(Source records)
..........

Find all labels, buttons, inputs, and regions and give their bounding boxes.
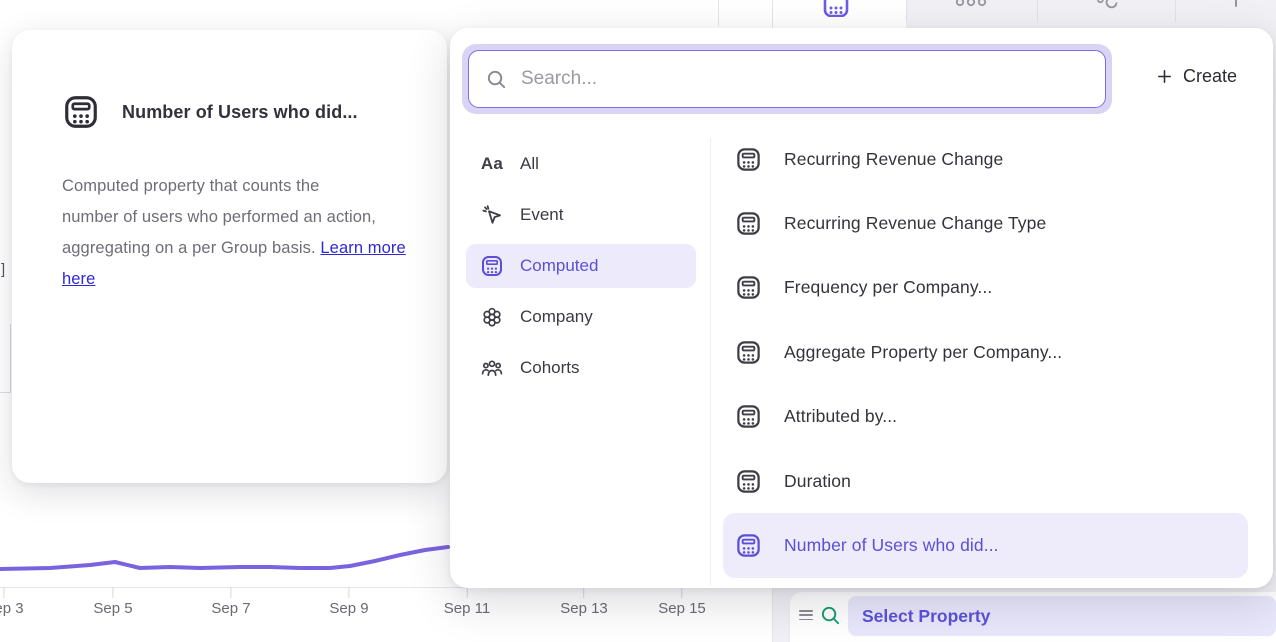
calculator-tab-icon bbox=[823, 0, 849, 17]
x-axis-tick: Sep 11 bbox=[444, 587, 490, 617]
select-property-field[interactable]: Select Property bbox=[848, 596, 1276, 636]
property-item[interactable]: Recurring Revenue Change bbox=[723, 127, 1248, 191]
x-axis-tick: Sep 15 bbox=[658, 587, 706, 617]
calculator-icon bbox=[735, 339, 762, 366]
x-axis-tick: Sep 5 bbox=[93, 587, 132, 617]
create-button-label: Create bbox=[1183, 66, 1237, 87]
cohorts-icon bbox=[480, 356, 504, 380]
tooltip-description: Computed property that counts the number… bbox=[62, 171, 424, 295]
query-builder-row: Select Property bbox=[790, 592, 1276, 642]
tick-mark bbox=[348, 587, 349, 598]
property-info-tooltip: Number of Users who did... Computed prop… bbox=[12, 30, 447, 483]
x-axis: Sep 3 Sep 5 Sep 7 Sep 9 Sep 11 Sep 13 Se… bbox=[0, 587, 772, 627]
divider bbox=[718, 0, 719, 26]
tick-mark bbox=[467, 587, 468, 598]
property-item[interactable]: Attributed by... bbox=[723, 385, 1248, 449]
calculator-icon bbox=[480, 254, 504, 278]
divider bbox=[10, 324, 11, 393]
property-item[interactable]: Duration bbox=[723, 449, 1248, 513]
property-item[interactable]: Number of Users who did... bbox=[723, 513, 1248, 577]
view-tab-bar bbox=[773, 0, 1276, 28]
text-format-icon: Aa bbox=[480, 152, 504, 176]
property-item[interactable]: Aggregate Property per Company... bbox=[723, 320, 1248, 384]
divider bbox=[710, 138, 711, 585]
x-axis-tick: Sep 13 bbox=[560, 587, 608, 617]
plus-icon bbox=[1156, 68, 1173, 85]
clipped-background-text: ] bbox=[1, 261, 5, 278]
x-axis-tick: Sep 7 bbox=[211, 587, 250, 617]
calculator-icon bbox=[735, 146, 762, 173]
calculator-icon bbox=[735, 274, 762, 301]
company-icon bbox=[480, 305, 504, 329]
category-item[interactable]: Cohorts bbox=[466, 346, 696, 390]
property-list: Recurring Revenue Change Recurring Reven… bbox=[723, 127, 1248, 578]
search-input[interactable] bbox=[508, 51, 1105, 107]
property-item[interactable]: Frequency per Company... bbox=[723, 256, 1248, 320]
bars-tab-icon bbox=[954, 0, 988, 8]
tooltip-title: Number of Users who did... bbox=[122, 102, 358, 123]
tick-mark bbox=[3, 587, 4, 598]
property-item[interactable]: Recurring Revenue Change Type bbox=[723, 191, 1248, 255]
category-item[interactable]: Event bbox=[466, 193, 696, 237]
tick-mark bbox=[230, 587, 231, 598]
x-axis-tick: Sep 3 bbox=[0, 587, 24, 617]
description-line: number of users who performed an action, bbox=[62, 208, 376, 226]
tick-mark bbox=[583, 587, 584, 598]
category-item[interactable]: Computed bbox=[466, 244, 696, 288]
search-box[interactable] bbox=[468, 50, 1106, 108]
search-icon bbox=[819, 604, 842, 627]
search-focus-ring bbox=[462, 44, 1112, 114]
tab-funnel[interactable] bbox=[1176, 0, 1276, 28]
divider bbox=[0, 392, 11, 393]
tab-computed-metric[interactable] bbox=[773, 0, 906, 28]
drag-handle-icon[interactable] bbox=[799, 610, 813, 623]
category-list: Aa All Event Computed Company Cohorts bbox=[466, 142, 696, 397]
calculator-icon bbox=[735, 403, 762, 430]
category-item[interactable]: Aa All bbox=[466, 142, 696, 186]
event-cursor-icon bbox=[480, 203, 504, 227]
tick-mark bbox=[681, 587, 682, 598]
retention-tab-icon bbox=[1091, 0, 1121, 9]
tick-mark bbox=[112, 587, 113, 598]
calculator-icon bbox=[735, 532, 762, 559]
calculator-icon bbox=[735, 468, 762, 495]
calculator-icon bbox=[62, 93, 100, 131]
description-line: aggregating on a per Group basis. bbox=[62, 239, 316, 257]
create-button[interactable]: Create bbox=[1156, 66, 1237, 87]
x-axis-tick: Sep 9 bbox=[329, 587, 368, 617]
property-picker-panel: Create Aa All Event Computed Company Coh… bbox=[450, 28, 1273, 588]
tab-bar-chart[interactable] bbox=[907, 0, 1037, 28]
calculator-icon bbox=[735, 210, 762, 237]
category-item[interactable]: Company bbox=[466, 295, 696, 339]
chart-line bbox=[0, 547, 448, 569]
funnel-tab-icon bbox=[1232, 0, 1240, 8]
tab-retention[interactable] bbox=[1038, 0, 1175, 28]
description-line: Computed property that counts the bbox=[62, 177, 319, 195]
search-icon bbox=[485, 68, 508, 91]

..........

= The problem =
Copy out word for word the lines between the one holding "calculator-tab-icon bbox=[823, 0, 849, 17]" and the one holding "cohorts-icon bbox=[480, 356, 504, 380]", inclusive.

= Reply =
calculator-tab-icon bbox=[823, 0, 849, 17]
x-axis-tick: Sep 11 bbox=[444, 587, 490, 617]
select-property-field[interactable]: Select Property bbox=[848, 596, 1276, 636]
property-item[interactable]: Recurring Revenue Change bbox=[723, 127, 1248, 191]
x-axis-tick: Sep 15 bbox=[658, 587, 706, 617]
calculator-icon bbox=[735, 339, 762, 366]
x-axis-tick: Sep 5 bbox=[93, 587, 132, 617]
create-button-label: Create bbox=[1183, 66, 1237, 87]
cohorts-icon bbox=[480, 356, 504, 380]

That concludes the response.